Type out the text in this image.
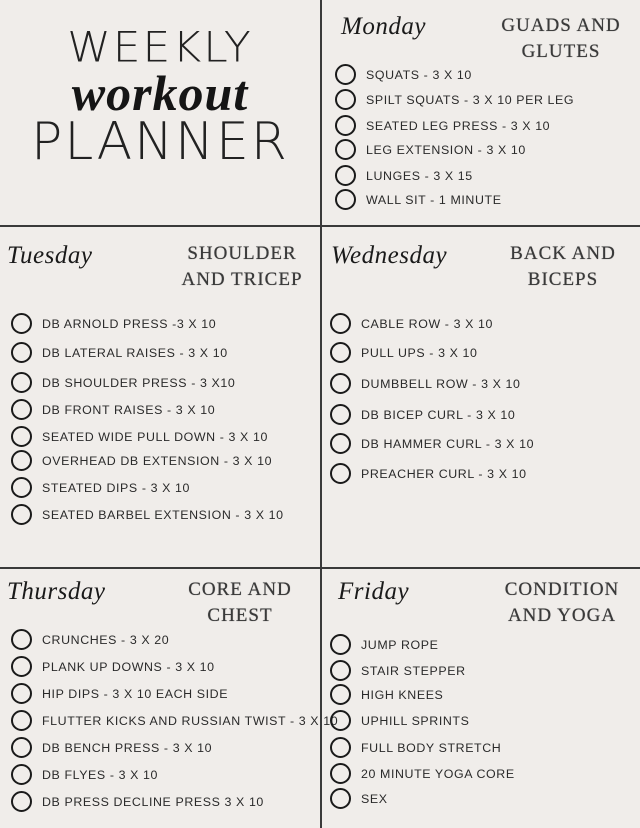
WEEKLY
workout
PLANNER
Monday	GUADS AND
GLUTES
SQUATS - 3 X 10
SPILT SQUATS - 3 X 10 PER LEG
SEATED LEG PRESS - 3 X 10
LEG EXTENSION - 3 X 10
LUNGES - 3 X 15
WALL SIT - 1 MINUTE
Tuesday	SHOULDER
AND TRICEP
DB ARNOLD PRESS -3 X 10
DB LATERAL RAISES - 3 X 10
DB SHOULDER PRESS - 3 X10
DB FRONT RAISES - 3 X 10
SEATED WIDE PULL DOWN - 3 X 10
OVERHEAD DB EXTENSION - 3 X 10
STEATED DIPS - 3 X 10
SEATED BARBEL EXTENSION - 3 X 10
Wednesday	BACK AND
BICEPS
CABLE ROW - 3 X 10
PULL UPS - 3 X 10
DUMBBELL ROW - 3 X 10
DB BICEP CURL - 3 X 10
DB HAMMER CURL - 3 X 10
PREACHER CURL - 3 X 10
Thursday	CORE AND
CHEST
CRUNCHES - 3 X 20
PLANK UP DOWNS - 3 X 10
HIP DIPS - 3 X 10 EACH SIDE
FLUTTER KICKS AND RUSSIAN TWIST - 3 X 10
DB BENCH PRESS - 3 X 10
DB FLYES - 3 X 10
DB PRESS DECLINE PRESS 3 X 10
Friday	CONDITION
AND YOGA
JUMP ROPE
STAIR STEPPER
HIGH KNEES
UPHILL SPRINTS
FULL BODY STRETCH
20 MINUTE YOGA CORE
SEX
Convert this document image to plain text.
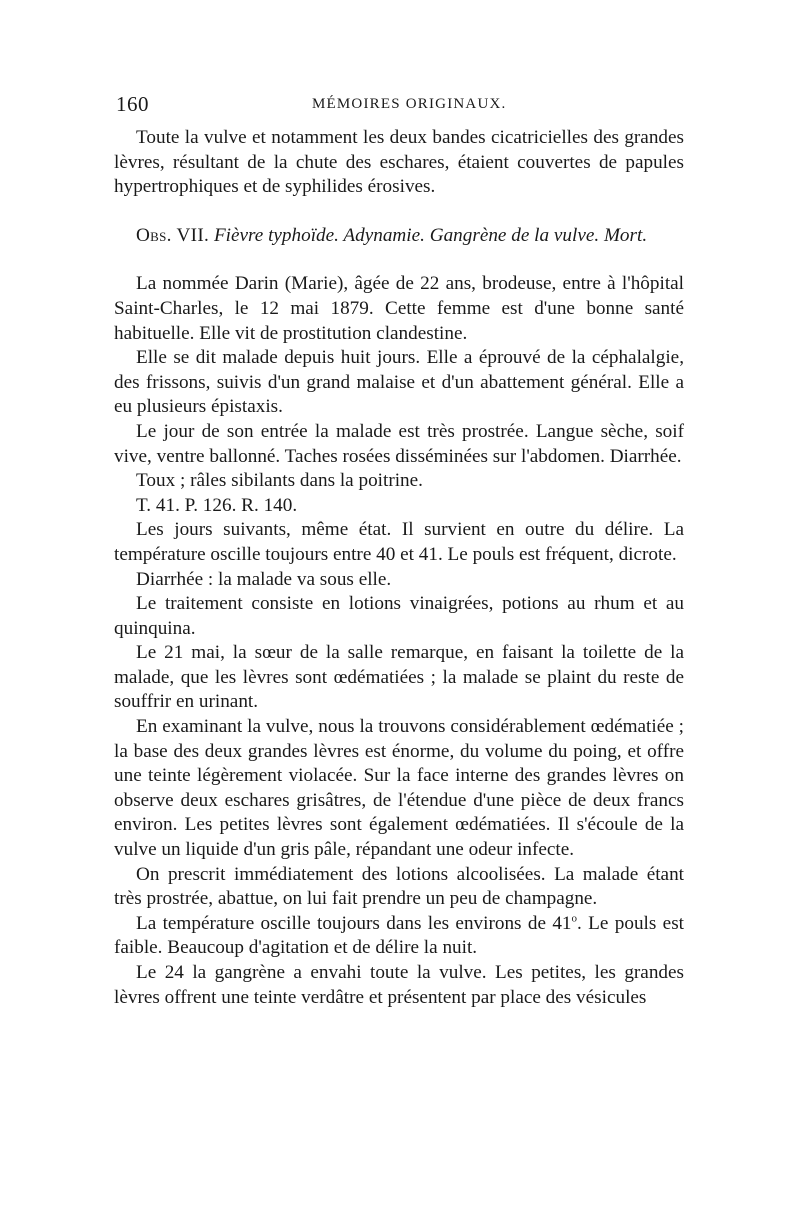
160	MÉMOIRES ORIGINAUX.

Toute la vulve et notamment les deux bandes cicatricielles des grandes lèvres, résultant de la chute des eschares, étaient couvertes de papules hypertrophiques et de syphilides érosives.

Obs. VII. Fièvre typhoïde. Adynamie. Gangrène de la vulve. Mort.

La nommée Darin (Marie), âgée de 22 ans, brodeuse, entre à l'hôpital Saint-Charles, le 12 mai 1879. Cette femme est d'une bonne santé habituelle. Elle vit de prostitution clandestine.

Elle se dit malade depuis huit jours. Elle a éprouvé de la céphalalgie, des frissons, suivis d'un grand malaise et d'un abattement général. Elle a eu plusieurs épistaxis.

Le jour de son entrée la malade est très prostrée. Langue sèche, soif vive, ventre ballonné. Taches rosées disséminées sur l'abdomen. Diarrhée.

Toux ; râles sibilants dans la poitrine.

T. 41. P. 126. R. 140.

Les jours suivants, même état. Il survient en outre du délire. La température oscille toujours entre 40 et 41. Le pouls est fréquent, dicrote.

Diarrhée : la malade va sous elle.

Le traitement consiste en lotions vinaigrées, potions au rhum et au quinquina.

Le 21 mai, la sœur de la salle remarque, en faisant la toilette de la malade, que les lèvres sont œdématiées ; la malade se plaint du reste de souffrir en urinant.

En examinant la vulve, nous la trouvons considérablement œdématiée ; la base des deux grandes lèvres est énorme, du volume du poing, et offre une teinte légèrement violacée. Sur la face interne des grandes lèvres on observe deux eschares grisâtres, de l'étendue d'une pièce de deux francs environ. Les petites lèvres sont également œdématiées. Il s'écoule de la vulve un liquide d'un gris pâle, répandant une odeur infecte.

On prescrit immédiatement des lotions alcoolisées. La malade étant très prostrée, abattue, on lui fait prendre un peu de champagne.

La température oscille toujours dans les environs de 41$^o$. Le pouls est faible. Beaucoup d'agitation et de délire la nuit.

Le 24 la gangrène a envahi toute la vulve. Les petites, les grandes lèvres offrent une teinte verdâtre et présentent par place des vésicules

++++++++

• Aim of the exercise: Give all the lines above again, character for character, without pictures.

• Final result:
Type out the text in this image.
WEEKLY
workout
PLANNER
Monday	GUADS AND
GLUTES
SQUATS - 3 X 10
SPILT SQUATS - 3 X 10 PER LEG
SEATED LEG PRESS - 3 X 10
LEG EXTENSION - 3 X 10
LUNGES - 3 X 15
WALL SIT - 1 MINUTE
Tuesday	SHOULDER
AND TRICEP
DB ARNOLD PRESS -3 X 10
DB LATERAL RAISES - 3 X 10
DB SHOULDER PRESS - 3 X10
DB FRONT RAISES - 3 X 10
SEATED WIDE PULL DOWN - 3 X 10
OVERHEAD DB EXTENSION - 3 X 10
STEATED DIPS - 3 X 10
SEATED BARBEL EXTENSION - 3 X 10
Wednesday	BACK AND
BICEPS
CABLE ROW - 3 X 10
PULL UPS - 3 X 10
DUMBBELL ROW - 3 X 10
DB BICEP CURL - 3 X 10
DB HAMMER CURL - 3 X 10
PREACHER CURL - 3 X 10
Thursday	CORE AND
CHEST
CRUNCHES - 3 X 20
PLANK UP DOWNS - 3 X 10
HIP DIPS - 3 X 10 EACH SIDE
FLUTTER KICKS AND RUSSIAN TWIST - 3 X 10
DB BENCH PRESS - 3 X 10
DB FLYES - 3 X 10
DB PRESS DECLINE PRESS 3 X 10
Friday	CONDITION
AND YOGA
JUMP ROPE
STAIR STEPPER
HIGH KNEES
UPHILL SPRINTS
FULL BODY STRETCH
20 MINUTE YOGA CORE
SEX
Convert this document image to plain text.
160	MÉMOIRES ORIGINAUX.

Toute la vulve et notamment les deux bandes cicatricielles des grandes lèvres, résultant de la chute des eschares, étaient couvertes de papules hypertrophiques et de syphilides érosives.

Obs. VII. Fièvre typhoïde. Adynamie. Gangrène de la vulve. Mort.

La nommée Darin (Marie), âgée de 22 ans, brodeuse, entre à l'hôpital Saint-Charles, le 12 mai 1879. Cette femme est d'une bonne santé habituelle. Elle vit de prostitution clandestine.

Elle se dit malade depuis huit jours. Elle a éprouvé de la céphalalgie, des frissons, suivis d'un grand malaise et d'un abattement général. Elle a eu plusieurs épistaxis.

Le jour de son entrée la malade est très prostrée. Langue sèche, soif vive, ventre ballonné. Taches rosées disséminées sur l'abdomen. Diarrhée.

Toux ; râles sibilants dans la poitrine.

T. 41. P. 126. R. 140.

Les jours suivants, même état. Il survient en outre du délire. La température oscille toujours entre 40 et 41. Le pouls est fréquent, dicrote.

Diarrhée : la malade va sous elle.

Le traitement consiste en lotions vinaigrées, potions au rhum et au quinquina.

Le 21 mai, la sœur de la salle remarque, en faisant la toilette de la malade, que les lèvres sont œdématiées ; la malade se plaint du reste de souffrir en urinant.

En examinant la vulve, nous la trouvons considérablement œdématiée ; la base des deux grandes lèvres est énorme, du volume du poing, et offre une teinte légèrement violacée. Sur la face interne des grandes lèvres on observe deux eschares grisâtres, de l'étendue d'une pièce de deux francs environ. Les petites lèvres sont également œdématiées. Il s'écoule de la vulve un liquide d'un gris pâle, répandant une odeur infecte.

On prescrit immédiatement des lotions alcoolisées. La malade étant très prostrée, abattue, on lui fait prendre un peu de champagne.

La température oscille toujours dans les environs de 41$^o$. Le pouls est faible. Beaucoup d'agitation et de délire la nuit.

Le 24 la gangrène a envahi toute la vulve. Les petites, les grandes lèvres offrent une teinte verdâtre et présentent par place des vésicules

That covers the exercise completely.